--- GIVEN EXERCISE ---
Below you will find a set of lines. Repeat them all exactly.
***** DATA SECTION *****
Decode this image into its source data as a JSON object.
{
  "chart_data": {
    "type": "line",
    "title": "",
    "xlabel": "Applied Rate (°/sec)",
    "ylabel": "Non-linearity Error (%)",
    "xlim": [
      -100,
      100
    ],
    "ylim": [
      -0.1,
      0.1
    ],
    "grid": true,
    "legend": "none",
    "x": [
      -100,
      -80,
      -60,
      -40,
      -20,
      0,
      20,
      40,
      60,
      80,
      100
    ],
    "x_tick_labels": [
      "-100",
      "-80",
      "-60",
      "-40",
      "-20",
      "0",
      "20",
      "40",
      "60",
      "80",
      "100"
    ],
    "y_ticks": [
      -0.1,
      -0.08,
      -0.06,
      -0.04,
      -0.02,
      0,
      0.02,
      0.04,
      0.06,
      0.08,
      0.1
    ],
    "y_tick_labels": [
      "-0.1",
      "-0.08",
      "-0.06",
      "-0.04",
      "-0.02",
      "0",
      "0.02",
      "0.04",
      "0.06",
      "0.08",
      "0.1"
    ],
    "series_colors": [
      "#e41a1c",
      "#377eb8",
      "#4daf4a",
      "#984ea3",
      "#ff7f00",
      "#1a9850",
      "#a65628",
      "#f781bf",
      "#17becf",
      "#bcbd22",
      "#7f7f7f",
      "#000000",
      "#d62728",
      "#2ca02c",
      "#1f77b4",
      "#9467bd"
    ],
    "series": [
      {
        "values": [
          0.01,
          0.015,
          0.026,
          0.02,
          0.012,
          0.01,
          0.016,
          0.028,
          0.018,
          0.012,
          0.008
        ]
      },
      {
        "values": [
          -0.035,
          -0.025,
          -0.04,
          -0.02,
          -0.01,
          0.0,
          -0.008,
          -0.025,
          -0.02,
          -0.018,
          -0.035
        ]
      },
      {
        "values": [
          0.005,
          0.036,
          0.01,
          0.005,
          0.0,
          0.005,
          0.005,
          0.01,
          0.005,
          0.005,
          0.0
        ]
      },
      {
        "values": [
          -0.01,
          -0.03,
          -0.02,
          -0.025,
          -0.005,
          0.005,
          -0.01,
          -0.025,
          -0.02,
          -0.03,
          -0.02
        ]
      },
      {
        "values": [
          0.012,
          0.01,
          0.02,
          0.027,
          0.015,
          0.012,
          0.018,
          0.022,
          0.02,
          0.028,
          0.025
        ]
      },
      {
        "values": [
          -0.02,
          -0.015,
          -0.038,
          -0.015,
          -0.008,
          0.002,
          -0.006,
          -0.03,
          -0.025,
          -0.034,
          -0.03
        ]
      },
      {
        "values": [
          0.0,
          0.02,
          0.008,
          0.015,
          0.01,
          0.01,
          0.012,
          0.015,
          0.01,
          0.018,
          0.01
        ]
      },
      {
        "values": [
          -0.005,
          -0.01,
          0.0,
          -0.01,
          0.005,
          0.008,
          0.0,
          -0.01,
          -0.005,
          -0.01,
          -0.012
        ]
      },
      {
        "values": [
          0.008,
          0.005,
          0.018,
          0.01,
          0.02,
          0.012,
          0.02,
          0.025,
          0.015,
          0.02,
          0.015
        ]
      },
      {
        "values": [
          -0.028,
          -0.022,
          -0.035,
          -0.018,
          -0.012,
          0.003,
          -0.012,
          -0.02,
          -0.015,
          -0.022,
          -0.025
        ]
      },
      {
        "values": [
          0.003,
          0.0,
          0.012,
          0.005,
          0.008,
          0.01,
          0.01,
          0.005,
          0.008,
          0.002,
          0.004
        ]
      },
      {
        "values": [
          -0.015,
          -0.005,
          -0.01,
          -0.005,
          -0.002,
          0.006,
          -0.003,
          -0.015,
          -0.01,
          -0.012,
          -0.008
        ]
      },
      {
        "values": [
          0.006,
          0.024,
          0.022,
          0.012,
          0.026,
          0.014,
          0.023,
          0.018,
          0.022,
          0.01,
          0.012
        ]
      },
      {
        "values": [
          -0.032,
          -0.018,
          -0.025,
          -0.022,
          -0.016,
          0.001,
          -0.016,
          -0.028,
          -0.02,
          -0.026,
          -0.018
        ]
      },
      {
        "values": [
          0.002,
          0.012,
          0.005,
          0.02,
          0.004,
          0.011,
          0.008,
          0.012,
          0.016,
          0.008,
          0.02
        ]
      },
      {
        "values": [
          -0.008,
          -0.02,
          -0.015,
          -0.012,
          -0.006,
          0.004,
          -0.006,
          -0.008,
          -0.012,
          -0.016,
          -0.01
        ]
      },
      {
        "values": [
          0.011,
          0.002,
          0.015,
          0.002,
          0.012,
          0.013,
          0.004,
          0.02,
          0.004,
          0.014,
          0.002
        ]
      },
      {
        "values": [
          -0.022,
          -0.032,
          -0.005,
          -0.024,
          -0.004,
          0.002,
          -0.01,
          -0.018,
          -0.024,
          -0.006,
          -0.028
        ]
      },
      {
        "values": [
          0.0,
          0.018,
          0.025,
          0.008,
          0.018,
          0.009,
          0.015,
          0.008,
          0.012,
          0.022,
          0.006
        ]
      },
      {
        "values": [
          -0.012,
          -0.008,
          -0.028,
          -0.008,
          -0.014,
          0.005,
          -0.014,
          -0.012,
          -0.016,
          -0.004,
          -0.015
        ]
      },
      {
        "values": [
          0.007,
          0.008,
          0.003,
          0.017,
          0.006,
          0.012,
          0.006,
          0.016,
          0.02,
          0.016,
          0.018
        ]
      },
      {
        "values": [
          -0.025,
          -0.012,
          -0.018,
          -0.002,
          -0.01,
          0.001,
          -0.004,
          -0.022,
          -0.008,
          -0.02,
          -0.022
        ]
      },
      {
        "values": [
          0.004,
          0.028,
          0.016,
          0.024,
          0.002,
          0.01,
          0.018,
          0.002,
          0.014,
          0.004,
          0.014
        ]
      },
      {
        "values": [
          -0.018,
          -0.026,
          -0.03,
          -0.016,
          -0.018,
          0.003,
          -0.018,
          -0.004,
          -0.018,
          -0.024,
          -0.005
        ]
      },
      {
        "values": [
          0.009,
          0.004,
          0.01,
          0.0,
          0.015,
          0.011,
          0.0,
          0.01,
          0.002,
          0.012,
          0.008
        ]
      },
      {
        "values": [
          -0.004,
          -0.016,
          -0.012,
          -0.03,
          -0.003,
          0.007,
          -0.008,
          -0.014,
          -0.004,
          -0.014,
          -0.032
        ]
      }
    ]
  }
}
*****
--- OUTPUT ---
Decode this image into its source data as a JSON object.
{
  "chart_data": {
    "type": "line",
    "title": "",
    "xlabel": "Applied Rate (°/sec)",
    "ylabel": "Non-linearity Error (%)",
    "xlim": [
      -100,
      100
    ],
    "ylim": [
      -0.1,
      0.1
    ],
    "grid": true,
    "legend": "none",
    "x": [
      -100,
      -80,
      -60,
      -40,
      -20,
      0,
      20,
      40,
      60,
      80,
      100
    ],
    "x_tick_labels": [
      "-100",
      "-80",
      "-60",
      "-40",
      "-20",
      "0",
      "20",
      "40",
      "60",
      "80",
      "100"
    ],
    "y_ticks": [
      -0.1,
      -0.08,
      -0.06,
      -0.04,
      -0.02,
      0,
      0.02,
      0.04,
      0.06,
      0.08,
      0.1
    ],
    "y_tick_labels": [
      "-0.1",
      "-0.08",
      "-0.06",
      "-0.04",
      "-0.02",
      "0",
      "0.02",
      "0.04",
      "0.06",
      "0.08",
      "0.1"
    ],
    "series_colors": [
      "#e41a1c",
      "#377eb8",
      "#4daf4a",
      "#984ea3",
      "#ff7f00",
      "#1a9850",
      "#a65628",
      "#f781bf",
      "#17becf",
      "#bcbd22",
      "#7f7f7f",
      "#000000",
      "#d62728",
      "#2ca02c",
      "#1f77b4",
      "#9467bd"
    ],
    "series": [
      {
        "values": [
          0.01,
          0.015,
          0.026,
          0.02,
          0.012,
          0.01,
          0.016,
          0.028,
          0.018,
          0.012,
          0.008
        ]
      },
      {
        "values": [
          -0.035,
          -0.025,
          -0.04,
          -0.02,
          -0.01,
          0.0,
          -0.008,
          -0.025,
          -0.02,
          -0.018,
          -0.035
        ]
      },
      {
        "values": [
          0.005,
          0.036,
          0.01,
          0.005,
          0.0,
          0.005,
          0.005,
          0.01,
          0.005,
          0.005,
          0.0
        ]
      },
      {
        "values": [
          -0.01,
          -0.03,
          -0.02,
          -0.025,
          -0.005,
          0.005,
          -0.01,
          -0.025,
          -0.02,
          -0.03,
          -0.02
        ]
      },
      {
        "values": [
          0.012,
          0.01,
          0.02,
          0.027,
          0.015,
          0.012,
          0.018,
          0.022,
          0.02,
          0.028,
          0.025
        ]
      },
      {
        "values": [
          -0.02,
          -0.015,
          -0.038,
          -0.015,
          -0.008,
          0.002,
          -0.006,
          -0.03,
          -0.025,
          -0.034,
          -0.03
        ]
      },
      {
        "values": [
          0.0,
          0.02,
          0.008,
          0.015,
          0.01,
          0.01,
          0.012,
          0.015,
          0.01,
          0.018,
          0.01
        ]
      },
      {
        "values": [
          -0.005,
          -0.01,
          0.0,
          -0.01,
          0.005,
          0.008,
          0.0,
          -0.01,
          -0.005,
          -0.01,
          -0.012
        ]
      },
      {
        "values": [
          0.008,
          0.005,
          0.018,
          0.01,
          0.02,
          0.012,
          0.02,
          0.025,
          0.015,
          0.02,
          0.015
        ]
      },
      {
        "values": [
          -0.028,
          -0.022,
          -0.035,
          -0.018,
          -0.012,
          0.003,
          -0.012,
          -0.02,
          -0.015,
          -0.022,
          -0.025
        ]
      },
      {
        "values": [
          0.003,
          0.0,
          0.012,
          0.005,
          0.008,
          0.01,
          0.01,
          0.005,
          0.008,
          0.002,
          0.004
        ]
      },
      {
        "values": [
          -0.015,
          -0.005,
          -0.01,
          -0.005,
          -0.002,
          0.006,
          -0.003,
          -0.015,
          -0.01,
          -0.012,
          -0.008
        ]
      },
      {
        "values": [
          0.006,
          0.024,
          0.022,
          0.012,
          0.026,
          0.014,
          0.023,
          0.018,
          0.022,
          0.01,
          0.012
        ]
      },
      {
        "values": [
          -0.032,
          -0.018,
          -0.025,
          -0.022,
          -0.016,
          0.001,
          -0.016,
          -0.028,
          -0.02,
          -0.026,
          -0.018
        ]
      },
      {
        "values": [
          0.002,
          0.012,
          0.005,
          0.02,
          0.004,
          0.011,
          0.008,
          0.012,
          0.016,
          0.008,
          0.02
        ]
      },
      {
        "values": [
          -0.008,
          -0.02,
          -0.015,
          -0.012,
          -0.006,
          0.004,
          -0.006,
          -0.008,
          -0.012,
          -0.016,
          -0.01
        ]
      },
      {
        "values": [
          0.011,
          0.002,
          0.015,
          0.002,
          0.012,
          0.013,
          0.004,
          0.02,
          0.004,
          0.014,
          0.002
        ]
      },
      {
        "values": [
          -0.022,
          -0.032,
          -0.005,
          -0.024,
          -0.004,
          0.002,
          -0.01,
          -0.018,
          -0.024,
          -0.006,
          -0.028
        ]
      },
      {
        "values": [
          0.0,
          0.018,
          0.025,
          0.008,
          0.018,
          0.009,
          0.015,
          0.008,
          0.012,
          0.022,
          0.006
        ]
      },
      {
        "values": [
          -0.012,
          -0.008,
          -0.028,
          -0.008,
          -0.014,
          0.005,
          -0.014,
          -0.012,
          -0.016,
          -0.004,
          -0.015
        ]
      },
      {
        "values": [
          0.007,
          0.008,
          0.003,
          0.017,
          0.006,
          0.012,
          0.006,
          0.016,
          0.02,
          0.016,
          0.018
        ]
      },
      {
        "values": [
          -0.025,
          -0.012,
          -0.018,
          -0.002,
          -0.01,
          0.001,
          -0.004,
          -0.022,
          -0.008,
          -0.02,
          -0.022
        ]
      },
      {
        "values": [
          0.004,
          0.028,
          0.016,
          0.024,
          0.002,
          0.01,
          0.018,
          0.002,
          0.014,
          0.004,
          0.014
        ]
      },
      {
        "values": [
          -0.018,
          -0.026,
          -0.03,
          -0.016,
          -0.018,
          0.003,
          -0.018,
          -0.004,
          -0.018,
          -0.024,
          -0.005
        ]
      },
      {
        "values": [
          0.009,
          0.004,
          0.01,
          0.0,
          0.015,
          0.011,
          0.0,
          0.01,
          0.002,
          0.012,
          0.008
        ]
      },
      {
        "values": [
          -0.004,
          -0.016,
          -0.012,
          -0.03,
          -0.003,
          0.007,
          -0.008,
          -0.014,
          -0.004,
          -0.014,
          -0.032
        ]
      }
    ]
  }
}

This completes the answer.